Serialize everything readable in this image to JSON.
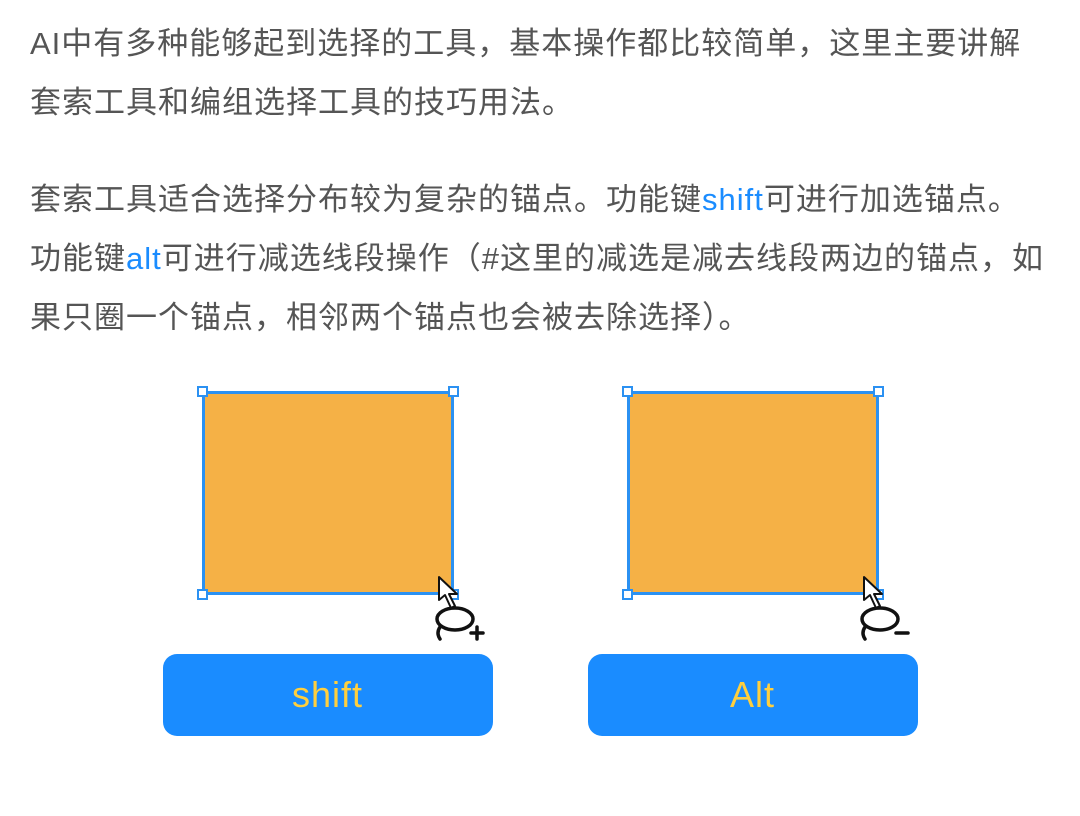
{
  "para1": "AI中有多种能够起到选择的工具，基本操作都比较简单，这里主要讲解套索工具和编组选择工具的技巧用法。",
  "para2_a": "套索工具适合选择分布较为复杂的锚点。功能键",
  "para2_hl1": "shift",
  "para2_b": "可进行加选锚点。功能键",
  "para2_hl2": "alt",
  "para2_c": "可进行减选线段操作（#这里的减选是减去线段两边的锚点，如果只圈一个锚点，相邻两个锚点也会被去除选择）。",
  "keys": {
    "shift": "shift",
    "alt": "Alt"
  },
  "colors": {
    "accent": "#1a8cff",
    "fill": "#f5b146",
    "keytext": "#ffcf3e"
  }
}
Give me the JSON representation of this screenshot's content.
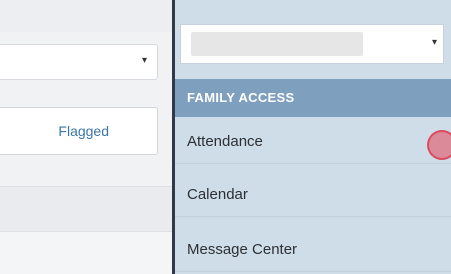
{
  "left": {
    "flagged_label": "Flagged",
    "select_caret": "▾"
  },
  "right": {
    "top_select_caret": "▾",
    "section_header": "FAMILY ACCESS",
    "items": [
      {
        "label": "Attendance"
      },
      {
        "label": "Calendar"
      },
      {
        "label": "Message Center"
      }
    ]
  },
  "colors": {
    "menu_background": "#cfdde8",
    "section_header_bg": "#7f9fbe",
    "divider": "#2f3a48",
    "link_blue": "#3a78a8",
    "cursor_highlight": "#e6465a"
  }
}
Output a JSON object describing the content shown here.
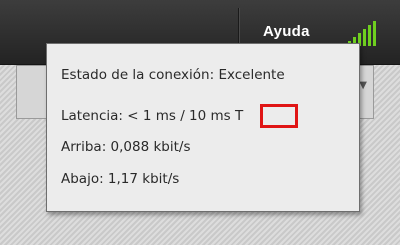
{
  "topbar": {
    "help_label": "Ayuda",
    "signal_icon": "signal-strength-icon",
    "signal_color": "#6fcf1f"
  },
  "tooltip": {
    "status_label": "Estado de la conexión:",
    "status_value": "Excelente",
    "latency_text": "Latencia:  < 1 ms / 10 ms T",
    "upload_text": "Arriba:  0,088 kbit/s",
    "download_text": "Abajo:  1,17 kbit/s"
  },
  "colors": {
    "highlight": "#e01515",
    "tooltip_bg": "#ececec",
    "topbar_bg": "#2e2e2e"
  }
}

| BRIEF |
Take the lines from the one containing "Give me the" through the final line of the listing above and print them exactly, including both ends but no pictures.

| OUTPUT FOR THIS EXERCISE |
Give me the JSON representation of this screenshot's content.
{
  "left": {
    "flagged_label": "Flagged",
    "select_caret": "▾"
  },
  "right": {
    "top_select_caret": "▾",
    "section_header": "FAMILY ACCESS",
    "items": [
      {
        "label": "Attendance"
      },
      {
        "label": "Calendar"
      },
      {
        "label": "Message Center"
      }
    ]
  },
  "colors": {
    "menu_background": "#cfdde8",
    "section_header_bg": "#7f9fbe",
    "divider": "#2f3a48",
    "link_blue": "#3a78a8",
    "cursor_highlight": "#e6465a"
  }
}
Output a JSON object describing the content shown here.
{
  "topbar": {
    "help_label": "Ayuda",
    "signal_icon": "signal-strength-icon",
    "signal_color": "#6fcf1f"
  },
  "tooltip": {
    "status_label": "Estado de la conexión:",
    "status_value": "Excelente",
    "latency_text": "Latencia:  < 1 ms / 10 ms T",
    "upload_text": "Arriba:  0,088 kbit/s",
    "download_text": "Abajo:  1,17 kbit/s"
  },
  "colors": {
    "highlight": "#e01515",
    "tooltip_bg": "#ececec",
    "topbar_bg": "#2e2e2e"
  }
}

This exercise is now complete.